What needs to be done: Write out every entry exactly as it appears.

::::::::::

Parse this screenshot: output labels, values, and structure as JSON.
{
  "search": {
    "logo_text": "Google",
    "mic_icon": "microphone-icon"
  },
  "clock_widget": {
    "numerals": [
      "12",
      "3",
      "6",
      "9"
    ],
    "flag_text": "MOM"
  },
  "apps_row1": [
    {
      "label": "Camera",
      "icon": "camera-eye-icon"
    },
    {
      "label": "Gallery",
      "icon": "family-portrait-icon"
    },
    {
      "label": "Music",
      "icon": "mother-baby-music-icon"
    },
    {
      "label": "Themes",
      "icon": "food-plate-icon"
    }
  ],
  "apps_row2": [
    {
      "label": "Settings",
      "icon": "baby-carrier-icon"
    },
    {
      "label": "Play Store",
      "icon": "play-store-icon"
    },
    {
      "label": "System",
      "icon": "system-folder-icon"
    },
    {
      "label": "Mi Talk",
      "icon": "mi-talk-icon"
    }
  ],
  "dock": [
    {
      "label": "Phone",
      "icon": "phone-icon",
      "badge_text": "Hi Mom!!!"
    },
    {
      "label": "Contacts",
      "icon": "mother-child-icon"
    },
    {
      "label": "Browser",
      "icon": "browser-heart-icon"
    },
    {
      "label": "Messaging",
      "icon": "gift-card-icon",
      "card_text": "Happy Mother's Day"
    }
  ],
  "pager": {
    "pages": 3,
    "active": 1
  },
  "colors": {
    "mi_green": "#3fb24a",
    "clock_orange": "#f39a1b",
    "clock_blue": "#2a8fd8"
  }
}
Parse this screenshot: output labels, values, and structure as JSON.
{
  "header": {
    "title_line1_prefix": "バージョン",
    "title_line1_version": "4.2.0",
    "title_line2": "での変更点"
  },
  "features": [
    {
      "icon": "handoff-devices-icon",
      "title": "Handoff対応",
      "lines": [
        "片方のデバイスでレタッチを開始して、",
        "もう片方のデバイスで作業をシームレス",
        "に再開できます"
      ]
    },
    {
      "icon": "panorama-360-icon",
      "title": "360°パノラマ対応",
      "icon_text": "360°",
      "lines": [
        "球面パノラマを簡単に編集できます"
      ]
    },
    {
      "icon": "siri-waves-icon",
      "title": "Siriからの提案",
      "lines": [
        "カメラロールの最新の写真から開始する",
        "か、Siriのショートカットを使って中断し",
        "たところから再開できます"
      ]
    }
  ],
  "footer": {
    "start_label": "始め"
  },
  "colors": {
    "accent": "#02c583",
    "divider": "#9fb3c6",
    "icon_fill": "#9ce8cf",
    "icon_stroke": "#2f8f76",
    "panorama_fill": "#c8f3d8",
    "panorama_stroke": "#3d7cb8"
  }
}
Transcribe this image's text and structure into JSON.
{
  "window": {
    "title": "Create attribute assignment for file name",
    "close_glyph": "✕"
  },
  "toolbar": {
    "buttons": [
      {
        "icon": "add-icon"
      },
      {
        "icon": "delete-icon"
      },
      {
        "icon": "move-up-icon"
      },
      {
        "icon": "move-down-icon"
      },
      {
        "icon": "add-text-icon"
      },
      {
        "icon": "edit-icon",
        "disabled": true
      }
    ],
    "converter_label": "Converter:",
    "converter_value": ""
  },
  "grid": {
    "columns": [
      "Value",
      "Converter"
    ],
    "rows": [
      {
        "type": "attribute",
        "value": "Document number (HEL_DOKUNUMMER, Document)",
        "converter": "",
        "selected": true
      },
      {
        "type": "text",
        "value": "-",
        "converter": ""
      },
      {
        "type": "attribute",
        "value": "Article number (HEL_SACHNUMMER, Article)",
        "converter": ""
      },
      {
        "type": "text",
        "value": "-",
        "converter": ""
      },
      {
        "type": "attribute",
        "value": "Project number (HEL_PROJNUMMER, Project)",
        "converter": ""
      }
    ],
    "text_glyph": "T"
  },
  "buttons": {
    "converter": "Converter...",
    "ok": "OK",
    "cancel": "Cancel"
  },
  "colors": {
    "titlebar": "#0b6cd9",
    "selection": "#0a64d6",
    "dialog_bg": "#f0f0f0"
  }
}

::::::::::

Correct output:
Parse this screenshot: output labels, values, and structure as JSON.
{
  "search": {
    "logo_text": "Google",
    "mic_icon": "microphone-icon"
  },
  "clock_widget": {
    "numerals": [
      "12",
      "3",
      "6",
      "9"
    ],
    "flag_text": "MOM"
  },
  "apps_row1": [
    {
      "label": "Camera",
      "icon": "camera-eye-icon"
    },
    {
      "label": "Gallery",
      "icon": "family-portrait-icon"
    },
    {
      "label": "Music",
      "icon": "mother-baby-music-icon"
    },
    {
      "label": "Themes",
      "icon": "food-plate-icon"
    }
  ],
  "apps_row2": [
    {
      "label": "Settings",
      "icon": "baby-carrier-icon"
    },
    {
      "label": "Play Store",
      "icon": "play-store-icon"
    },
    {
      "label": "System",
      "icon": "system-folder-icon"
    },
    {
      "label": "Mi Talk",
      "icon": "mi-talk-icon"
    }
  ],
  "dock": [
    {
      "label": "Phone",
      "icon": "phone-icon",
      "badge_text": "Hi Mom!!!"
    },
    {
      "label": "Contacts",
      "icon": "mother-child-icon"
    },
    {
      "label": "Browser",
      "icon": "browser-heart-icon"
    },
    {
      "label": "Messaging",
      "icon": "gift-card-icon",
      "card_text": "Happy Mother's Day"
    }
  ],
  "pager": {
    "pages": 3,
    "active": 1
  },
  "colors": {
    "mi_green": "#3fb24a",
    "clock_orange": "#f39a1b",
    "clock_blue": "#2a8fd8"
  }
}
Parse this screenshot: output labels, values, and structure as JSON.
{
  "header": {
    "title_line1_prefix": "バージョン",
    "title_line1_version": "4.2.0",
    "title_line2": "での変更点"
  },
  "features": [
    {
      "icon": "handoff-devices-icon",
      "title": "Handoff対応",
      "lines": [
        "片方のデバイスでレタッチを開始して、",
        "もう片方のデバイスで作業をシームレス",
        "に再開できます"
      ]
    },
    {
      "icon": "panorama-360-icon",
      "title": "360°パノラマ対応",
      "icon_text": "360°",
      "lines": [
        "球面パノラマを簡単に編集できます"
      ]
    },
    {
      "icon": "siri-waves-icon",
      "title": "Siriからの提案",
      "lines": [
        "カメラロールの最新の写真から開始する",
        "か、Siriのショートカットを使って中断し",
        "たところから再開できます"
      ]
    }
  ],
  "footer": {
    "start_label": "始め"
  },
  "colors": {
    "accent": "#02c583",
    "divider": "#9fb3c6",
    "icon_fill": "#9ce8cf",
    "icon_stroke": "#2f8f76",
    "panorama_fill": "#c8f3d8",
    "panorama_stroke": "#3d7cb8"
  }
}
Transcribe this image's text and structure into JSON.
{
  "window": {
    "title": "Create attribute assignment for file name",
    "close_glyph": "✕"
  },
  "toolbar": {
    "buttons": [
      {
        "icon": "add-icon"
      },
      {
        "icon": "delete-icon"
      },
      {
        "icon": "move-up-icon"
      },
      {
        "icon": "move-down-icon"
      },
      {
        "icon": "add-text-icon"
      },
      {
        "icon": "edit-icon",
        "disabled": true
      }
    ],
    "converter_label": "Converter:",
    "converter_value": ""
  },
  "grid": {
    "columns": [
      "Value",
      "Converter"
    ],
    "rows": [
      {
        "type": "attribute",
        "value": "Document number (HEL_DOKUNUMMER, Document)",
        "converter": "",
        "selected": true
      },
      {
        "type": "text",
        "value": "-",
        "converter": ""
      },
      {
        "type": "attribute",
        "value": "Article number (HEL_SACHNUMMER, Article)",
        "converter": ""
      },
      {
        "type": "text",
        "value": "-",
        "converter": ""
      },
      {
        "type": "attribute",
        "value": "Project number (HEL_PROJNUMMER, Project)",
        "converter": ""
      }
    ],
    "text_glyph": "T"
  },
  "buttons": {
    "converter": "Converter...",
    "ok": "OK",
    "cancel": "Cancel"
  },
  "colors": {
    "titlebar": "#0b6cd9",
    "selection": "#0a64d6",
    "dialog_bg": "#f0f0f0"
  }
}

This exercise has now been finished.